* [Goal]: Within the records below, find each line that holds the string "JSON", then copy it.

[Start of Excerpted records]

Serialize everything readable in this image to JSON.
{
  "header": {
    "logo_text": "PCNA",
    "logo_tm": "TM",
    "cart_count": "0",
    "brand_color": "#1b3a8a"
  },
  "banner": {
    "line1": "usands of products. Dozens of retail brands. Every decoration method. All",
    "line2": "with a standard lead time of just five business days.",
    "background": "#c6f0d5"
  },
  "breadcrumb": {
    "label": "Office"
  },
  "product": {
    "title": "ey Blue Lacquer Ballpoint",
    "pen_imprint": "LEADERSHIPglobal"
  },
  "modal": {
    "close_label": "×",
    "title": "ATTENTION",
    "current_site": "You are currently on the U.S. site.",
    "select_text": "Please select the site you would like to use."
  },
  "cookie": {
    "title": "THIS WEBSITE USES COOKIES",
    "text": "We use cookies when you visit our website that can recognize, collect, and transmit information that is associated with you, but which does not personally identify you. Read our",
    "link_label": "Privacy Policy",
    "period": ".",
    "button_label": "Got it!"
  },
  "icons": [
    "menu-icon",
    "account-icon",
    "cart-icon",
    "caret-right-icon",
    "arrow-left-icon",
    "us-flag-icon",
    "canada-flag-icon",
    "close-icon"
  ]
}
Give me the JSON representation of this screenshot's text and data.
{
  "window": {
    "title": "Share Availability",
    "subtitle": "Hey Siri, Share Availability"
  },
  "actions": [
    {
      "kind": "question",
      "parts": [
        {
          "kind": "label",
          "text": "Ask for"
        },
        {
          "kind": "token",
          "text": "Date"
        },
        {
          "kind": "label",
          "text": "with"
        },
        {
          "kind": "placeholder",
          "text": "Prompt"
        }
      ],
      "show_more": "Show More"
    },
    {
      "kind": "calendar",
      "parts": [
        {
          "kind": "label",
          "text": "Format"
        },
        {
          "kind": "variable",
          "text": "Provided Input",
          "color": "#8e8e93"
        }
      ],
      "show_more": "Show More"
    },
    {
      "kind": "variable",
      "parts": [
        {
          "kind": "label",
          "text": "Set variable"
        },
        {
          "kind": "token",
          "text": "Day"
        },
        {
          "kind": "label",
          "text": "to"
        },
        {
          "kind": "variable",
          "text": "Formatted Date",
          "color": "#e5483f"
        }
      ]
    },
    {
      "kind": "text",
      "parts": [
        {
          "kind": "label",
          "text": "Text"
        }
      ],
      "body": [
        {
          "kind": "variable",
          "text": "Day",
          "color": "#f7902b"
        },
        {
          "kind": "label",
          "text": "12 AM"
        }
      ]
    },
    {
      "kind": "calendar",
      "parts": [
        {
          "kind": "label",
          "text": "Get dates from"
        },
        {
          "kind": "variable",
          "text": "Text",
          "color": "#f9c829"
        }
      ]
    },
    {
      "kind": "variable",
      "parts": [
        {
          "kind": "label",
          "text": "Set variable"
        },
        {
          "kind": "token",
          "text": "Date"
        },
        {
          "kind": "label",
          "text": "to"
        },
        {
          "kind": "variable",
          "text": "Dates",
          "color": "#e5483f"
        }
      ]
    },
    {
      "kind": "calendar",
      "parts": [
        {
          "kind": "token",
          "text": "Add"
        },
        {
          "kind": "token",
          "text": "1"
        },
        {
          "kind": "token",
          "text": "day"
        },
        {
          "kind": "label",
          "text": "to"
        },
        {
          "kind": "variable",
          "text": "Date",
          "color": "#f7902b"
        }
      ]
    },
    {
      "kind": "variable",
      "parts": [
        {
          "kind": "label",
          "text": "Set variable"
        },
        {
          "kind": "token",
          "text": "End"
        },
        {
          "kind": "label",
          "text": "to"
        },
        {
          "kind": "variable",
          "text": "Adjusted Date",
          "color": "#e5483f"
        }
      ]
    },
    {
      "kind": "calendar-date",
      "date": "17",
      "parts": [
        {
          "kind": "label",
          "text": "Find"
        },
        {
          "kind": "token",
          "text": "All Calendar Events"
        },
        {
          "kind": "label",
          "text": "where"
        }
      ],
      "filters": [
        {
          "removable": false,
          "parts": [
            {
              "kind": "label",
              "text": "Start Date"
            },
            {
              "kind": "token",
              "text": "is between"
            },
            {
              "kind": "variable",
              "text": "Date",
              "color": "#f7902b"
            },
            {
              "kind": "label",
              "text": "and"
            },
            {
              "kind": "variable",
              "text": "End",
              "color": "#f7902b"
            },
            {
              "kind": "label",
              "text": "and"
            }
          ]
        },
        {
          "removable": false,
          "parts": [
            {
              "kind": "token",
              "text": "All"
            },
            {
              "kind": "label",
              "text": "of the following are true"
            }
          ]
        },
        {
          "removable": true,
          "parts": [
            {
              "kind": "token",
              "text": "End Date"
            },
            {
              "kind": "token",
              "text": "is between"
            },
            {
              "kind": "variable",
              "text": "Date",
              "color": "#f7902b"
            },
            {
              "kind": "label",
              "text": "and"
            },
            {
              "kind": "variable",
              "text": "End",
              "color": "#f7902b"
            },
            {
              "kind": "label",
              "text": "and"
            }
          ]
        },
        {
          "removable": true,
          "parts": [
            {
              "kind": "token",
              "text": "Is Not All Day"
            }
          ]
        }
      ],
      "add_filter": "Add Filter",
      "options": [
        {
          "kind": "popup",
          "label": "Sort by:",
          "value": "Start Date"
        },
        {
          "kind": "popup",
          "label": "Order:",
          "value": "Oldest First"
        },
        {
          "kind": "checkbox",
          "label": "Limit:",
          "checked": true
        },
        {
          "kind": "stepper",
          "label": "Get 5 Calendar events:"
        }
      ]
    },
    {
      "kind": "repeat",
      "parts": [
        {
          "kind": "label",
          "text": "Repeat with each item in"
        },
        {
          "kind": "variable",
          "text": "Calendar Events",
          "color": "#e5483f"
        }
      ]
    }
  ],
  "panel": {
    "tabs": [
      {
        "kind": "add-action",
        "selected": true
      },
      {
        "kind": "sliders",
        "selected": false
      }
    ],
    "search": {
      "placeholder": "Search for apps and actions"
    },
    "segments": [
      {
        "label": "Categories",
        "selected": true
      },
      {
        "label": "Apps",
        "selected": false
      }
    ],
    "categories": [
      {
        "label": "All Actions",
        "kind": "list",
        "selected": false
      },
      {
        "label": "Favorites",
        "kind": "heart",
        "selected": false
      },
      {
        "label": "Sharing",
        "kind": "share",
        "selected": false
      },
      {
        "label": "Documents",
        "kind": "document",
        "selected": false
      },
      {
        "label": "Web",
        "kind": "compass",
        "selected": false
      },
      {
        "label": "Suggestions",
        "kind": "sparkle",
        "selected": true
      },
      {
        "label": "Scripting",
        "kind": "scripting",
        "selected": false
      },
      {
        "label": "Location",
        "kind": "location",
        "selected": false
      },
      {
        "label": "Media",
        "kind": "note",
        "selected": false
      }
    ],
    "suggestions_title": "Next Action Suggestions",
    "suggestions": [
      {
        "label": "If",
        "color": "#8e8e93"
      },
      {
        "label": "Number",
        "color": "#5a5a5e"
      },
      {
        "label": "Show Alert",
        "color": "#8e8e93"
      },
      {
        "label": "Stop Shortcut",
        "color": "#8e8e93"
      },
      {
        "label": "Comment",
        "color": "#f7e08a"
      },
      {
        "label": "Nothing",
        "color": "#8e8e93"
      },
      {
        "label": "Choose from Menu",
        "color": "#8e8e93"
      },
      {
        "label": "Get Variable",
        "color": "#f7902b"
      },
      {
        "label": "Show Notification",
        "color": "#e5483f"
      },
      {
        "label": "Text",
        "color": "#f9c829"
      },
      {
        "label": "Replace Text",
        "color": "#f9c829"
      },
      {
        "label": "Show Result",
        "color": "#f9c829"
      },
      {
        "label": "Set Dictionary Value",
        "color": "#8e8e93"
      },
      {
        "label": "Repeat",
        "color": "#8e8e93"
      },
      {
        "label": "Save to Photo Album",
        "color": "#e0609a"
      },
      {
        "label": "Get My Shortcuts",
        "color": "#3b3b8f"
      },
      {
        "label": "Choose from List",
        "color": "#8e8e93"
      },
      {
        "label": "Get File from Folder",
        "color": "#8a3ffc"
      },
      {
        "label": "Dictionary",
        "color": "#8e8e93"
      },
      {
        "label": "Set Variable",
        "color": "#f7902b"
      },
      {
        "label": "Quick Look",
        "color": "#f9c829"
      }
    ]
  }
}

[End of Excerpted records]

* [Answer to the problem]:
Serialize everything readable in this image to JSON.
Give me the JSON representation of this screenshot's text and data.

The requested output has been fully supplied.